— DIRECTION —
Report all lines from the entries below in which "Whether" appears.
---
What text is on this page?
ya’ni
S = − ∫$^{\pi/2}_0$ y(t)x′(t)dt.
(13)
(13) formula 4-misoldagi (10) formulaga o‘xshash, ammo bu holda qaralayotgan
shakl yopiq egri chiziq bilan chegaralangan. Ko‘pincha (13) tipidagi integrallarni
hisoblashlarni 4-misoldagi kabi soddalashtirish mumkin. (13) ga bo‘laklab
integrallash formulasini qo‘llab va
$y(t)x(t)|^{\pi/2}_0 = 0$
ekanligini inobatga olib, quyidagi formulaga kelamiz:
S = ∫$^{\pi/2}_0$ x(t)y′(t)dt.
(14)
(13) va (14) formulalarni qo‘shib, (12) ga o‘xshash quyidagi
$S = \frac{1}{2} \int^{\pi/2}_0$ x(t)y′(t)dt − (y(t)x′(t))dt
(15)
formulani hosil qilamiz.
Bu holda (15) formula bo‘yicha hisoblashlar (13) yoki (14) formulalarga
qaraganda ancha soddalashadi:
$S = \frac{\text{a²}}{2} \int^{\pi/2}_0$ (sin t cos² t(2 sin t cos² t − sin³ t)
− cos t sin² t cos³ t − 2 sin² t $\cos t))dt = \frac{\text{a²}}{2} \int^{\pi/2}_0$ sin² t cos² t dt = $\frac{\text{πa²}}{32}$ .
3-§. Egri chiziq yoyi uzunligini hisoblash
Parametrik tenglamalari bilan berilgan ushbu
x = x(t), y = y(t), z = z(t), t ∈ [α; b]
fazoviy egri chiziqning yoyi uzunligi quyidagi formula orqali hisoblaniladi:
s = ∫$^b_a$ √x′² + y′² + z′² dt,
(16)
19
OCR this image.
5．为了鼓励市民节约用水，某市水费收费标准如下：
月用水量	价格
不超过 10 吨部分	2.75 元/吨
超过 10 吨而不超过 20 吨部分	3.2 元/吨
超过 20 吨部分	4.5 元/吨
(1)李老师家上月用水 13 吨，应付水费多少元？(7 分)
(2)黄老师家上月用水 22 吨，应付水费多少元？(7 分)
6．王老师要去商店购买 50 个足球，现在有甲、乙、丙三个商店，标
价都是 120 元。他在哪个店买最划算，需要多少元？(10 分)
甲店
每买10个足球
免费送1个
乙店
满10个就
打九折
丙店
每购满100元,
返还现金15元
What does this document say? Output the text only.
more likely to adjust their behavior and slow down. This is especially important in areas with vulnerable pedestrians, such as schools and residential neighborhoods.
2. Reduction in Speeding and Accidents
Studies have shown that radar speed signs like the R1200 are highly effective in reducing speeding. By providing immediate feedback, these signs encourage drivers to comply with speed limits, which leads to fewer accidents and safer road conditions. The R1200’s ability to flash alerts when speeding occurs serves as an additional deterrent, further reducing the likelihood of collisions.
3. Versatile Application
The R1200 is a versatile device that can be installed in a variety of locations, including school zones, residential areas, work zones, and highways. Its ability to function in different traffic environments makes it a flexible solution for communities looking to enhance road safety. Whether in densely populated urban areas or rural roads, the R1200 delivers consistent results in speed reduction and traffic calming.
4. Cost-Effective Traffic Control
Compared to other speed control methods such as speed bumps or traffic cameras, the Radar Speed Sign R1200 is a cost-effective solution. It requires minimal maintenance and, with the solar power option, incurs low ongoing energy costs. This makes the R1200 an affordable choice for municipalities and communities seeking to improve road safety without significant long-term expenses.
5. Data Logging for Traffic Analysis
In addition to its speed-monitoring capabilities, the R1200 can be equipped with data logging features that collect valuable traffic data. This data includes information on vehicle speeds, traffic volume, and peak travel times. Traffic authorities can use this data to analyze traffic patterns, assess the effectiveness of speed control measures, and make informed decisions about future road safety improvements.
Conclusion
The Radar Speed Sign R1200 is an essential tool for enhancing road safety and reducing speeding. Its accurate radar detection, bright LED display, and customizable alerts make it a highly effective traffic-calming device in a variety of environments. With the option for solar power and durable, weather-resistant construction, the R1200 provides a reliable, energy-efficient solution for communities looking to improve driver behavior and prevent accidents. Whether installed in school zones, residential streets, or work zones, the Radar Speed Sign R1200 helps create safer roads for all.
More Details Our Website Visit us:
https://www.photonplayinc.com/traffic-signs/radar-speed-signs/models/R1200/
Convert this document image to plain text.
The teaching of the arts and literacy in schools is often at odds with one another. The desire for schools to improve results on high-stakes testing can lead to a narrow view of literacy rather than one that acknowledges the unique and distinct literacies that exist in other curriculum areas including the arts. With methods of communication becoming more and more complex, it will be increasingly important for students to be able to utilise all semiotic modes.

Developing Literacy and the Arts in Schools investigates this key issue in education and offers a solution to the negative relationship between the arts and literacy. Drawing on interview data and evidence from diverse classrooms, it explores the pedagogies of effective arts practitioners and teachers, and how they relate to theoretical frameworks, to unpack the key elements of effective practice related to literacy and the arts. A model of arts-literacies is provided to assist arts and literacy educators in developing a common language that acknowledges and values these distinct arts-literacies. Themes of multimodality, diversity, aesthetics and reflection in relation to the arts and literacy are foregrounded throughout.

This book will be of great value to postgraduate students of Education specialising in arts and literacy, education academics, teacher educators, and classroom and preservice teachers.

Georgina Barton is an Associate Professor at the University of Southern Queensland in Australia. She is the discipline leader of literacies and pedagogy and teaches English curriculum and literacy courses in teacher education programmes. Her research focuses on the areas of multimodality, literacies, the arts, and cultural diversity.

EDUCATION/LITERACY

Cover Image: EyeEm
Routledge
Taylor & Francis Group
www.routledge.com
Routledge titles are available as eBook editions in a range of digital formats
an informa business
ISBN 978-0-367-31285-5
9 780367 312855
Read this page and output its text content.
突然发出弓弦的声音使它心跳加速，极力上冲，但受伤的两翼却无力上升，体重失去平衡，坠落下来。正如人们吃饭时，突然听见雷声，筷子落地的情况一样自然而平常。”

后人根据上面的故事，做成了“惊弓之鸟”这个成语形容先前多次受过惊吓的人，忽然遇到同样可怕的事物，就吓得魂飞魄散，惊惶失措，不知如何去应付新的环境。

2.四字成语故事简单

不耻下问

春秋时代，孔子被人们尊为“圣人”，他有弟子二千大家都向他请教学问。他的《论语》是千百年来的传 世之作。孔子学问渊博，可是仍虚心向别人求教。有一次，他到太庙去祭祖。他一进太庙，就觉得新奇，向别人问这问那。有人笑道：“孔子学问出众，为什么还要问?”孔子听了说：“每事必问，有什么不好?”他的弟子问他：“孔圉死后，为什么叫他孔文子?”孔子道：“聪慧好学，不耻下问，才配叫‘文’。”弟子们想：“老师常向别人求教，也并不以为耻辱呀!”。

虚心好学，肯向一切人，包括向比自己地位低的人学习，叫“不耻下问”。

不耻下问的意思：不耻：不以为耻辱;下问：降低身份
---
— TASK SOLUTION —
The R1200 is a versatile device that can be installed in a variety of locations, including school zones, residential areas, work zones, and highways. Its ability to function in different traffic environments makes it a flexible solution for communities looking to enhance road safety. Whether in densely populated urban areas or rural roads, the R1200 delivers consistent results in speed reduction and traffic calming.
The Radar Speed Sign R1200 is an essential tool for enhancing road safety and reducing speeding. Its accurate radar detection, bright LED display, and customizable alerts make it a highly effective traffic-calming device in a variety of environments. With the option for solar power and durable, weather-resistant construction, the R1200 provides a reliable, energy-efficient solution for communities looking to improve driver behavior and prevent accidents. Whether installed in school zones, residential streets, or work zones, the Radar Speed Sign R1200 helps create safer roads for all.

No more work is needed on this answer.